DATA PROVIDED:
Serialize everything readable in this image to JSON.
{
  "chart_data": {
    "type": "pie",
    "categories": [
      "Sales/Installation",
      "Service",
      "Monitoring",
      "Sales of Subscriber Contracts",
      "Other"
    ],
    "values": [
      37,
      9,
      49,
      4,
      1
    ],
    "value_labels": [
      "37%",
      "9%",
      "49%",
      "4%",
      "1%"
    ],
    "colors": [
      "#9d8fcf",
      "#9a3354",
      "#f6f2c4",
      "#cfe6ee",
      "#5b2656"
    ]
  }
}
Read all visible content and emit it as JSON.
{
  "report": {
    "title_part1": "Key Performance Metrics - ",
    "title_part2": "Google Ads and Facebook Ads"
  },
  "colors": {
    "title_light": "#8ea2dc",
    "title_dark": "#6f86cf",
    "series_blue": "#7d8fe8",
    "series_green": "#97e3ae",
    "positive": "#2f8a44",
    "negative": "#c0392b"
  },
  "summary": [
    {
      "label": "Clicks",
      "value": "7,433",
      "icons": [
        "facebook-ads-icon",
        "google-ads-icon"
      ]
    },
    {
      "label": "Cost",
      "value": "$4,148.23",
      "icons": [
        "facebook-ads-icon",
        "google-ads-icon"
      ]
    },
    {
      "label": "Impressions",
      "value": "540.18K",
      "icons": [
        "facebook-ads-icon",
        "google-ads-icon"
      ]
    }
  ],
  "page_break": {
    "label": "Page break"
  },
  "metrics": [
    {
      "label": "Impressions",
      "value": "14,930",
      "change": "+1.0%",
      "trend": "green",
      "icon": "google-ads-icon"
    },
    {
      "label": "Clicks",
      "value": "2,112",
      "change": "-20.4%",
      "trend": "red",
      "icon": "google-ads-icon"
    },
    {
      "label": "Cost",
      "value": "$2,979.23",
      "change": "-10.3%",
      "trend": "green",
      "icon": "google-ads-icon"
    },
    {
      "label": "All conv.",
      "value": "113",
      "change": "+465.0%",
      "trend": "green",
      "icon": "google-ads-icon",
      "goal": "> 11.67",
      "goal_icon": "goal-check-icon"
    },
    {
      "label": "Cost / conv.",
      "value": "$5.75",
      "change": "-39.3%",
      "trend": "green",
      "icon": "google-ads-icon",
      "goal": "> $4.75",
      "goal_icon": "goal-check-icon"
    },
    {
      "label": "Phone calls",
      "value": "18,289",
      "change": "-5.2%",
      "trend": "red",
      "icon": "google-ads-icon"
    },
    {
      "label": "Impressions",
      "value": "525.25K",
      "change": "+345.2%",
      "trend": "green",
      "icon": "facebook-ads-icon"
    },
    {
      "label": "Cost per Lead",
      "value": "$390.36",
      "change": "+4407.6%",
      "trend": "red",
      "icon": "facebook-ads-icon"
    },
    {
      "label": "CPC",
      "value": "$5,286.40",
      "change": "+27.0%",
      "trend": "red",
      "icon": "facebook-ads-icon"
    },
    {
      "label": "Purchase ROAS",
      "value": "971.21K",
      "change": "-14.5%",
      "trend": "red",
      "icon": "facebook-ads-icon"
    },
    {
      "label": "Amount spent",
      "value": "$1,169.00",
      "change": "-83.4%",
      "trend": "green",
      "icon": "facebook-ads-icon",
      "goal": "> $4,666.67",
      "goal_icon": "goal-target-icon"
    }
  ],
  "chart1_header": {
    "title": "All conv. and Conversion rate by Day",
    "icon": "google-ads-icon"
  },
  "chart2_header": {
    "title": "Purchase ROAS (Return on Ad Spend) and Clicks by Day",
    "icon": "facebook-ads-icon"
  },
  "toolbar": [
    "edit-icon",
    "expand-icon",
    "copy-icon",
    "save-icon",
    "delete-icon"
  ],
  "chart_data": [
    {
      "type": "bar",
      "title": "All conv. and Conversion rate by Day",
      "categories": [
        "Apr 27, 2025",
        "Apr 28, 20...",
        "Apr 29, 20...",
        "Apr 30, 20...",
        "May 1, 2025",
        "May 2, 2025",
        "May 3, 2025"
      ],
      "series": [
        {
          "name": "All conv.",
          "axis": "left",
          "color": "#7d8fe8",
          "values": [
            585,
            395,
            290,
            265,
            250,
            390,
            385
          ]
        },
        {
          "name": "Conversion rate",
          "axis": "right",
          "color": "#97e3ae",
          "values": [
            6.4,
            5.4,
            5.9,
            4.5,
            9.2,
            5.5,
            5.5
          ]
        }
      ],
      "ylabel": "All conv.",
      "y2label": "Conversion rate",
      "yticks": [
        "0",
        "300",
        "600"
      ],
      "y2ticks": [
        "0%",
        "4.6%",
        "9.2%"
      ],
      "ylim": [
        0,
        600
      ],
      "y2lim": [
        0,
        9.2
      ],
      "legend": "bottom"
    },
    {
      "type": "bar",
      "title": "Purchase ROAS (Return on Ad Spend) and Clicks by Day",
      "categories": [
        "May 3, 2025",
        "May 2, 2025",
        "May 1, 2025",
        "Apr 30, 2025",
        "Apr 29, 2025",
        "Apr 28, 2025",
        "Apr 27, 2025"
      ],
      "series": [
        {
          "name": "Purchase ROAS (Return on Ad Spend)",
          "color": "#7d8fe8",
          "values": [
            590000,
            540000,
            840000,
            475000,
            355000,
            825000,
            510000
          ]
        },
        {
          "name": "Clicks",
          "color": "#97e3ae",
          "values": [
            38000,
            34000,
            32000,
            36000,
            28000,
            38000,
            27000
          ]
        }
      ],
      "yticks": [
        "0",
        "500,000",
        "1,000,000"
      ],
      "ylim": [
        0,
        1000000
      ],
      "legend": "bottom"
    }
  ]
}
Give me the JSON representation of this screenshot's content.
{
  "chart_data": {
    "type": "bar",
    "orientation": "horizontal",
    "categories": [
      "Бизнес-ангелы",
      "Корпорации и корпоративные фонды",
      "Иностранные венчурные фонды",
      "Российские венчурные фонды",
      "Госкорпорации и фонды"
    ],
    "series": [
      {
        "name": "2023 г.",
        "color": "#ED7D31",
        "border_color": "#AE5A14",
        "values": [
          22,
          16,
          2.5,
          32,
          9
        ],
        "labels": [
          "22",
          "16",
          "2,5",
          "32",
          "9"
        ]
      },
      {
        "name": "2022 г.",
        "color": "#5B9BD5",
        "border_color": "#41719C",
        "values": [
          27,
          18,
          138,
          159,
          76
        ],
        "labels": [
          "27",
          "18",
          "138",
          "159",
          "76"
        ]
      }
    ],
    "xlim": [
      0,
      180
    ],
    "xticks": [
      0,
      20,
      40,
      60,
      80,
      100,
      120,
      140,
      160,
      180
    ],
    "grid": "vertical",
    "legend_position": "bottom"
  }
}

YOUR OBJECTIVE:
Identify the lines of the entries containing the string "content". Copy each such line.

RESULT OF THIS EXERCISE:
Read all visible content and emit it as JSON.
Give me the JSON representation of this screenshot's content.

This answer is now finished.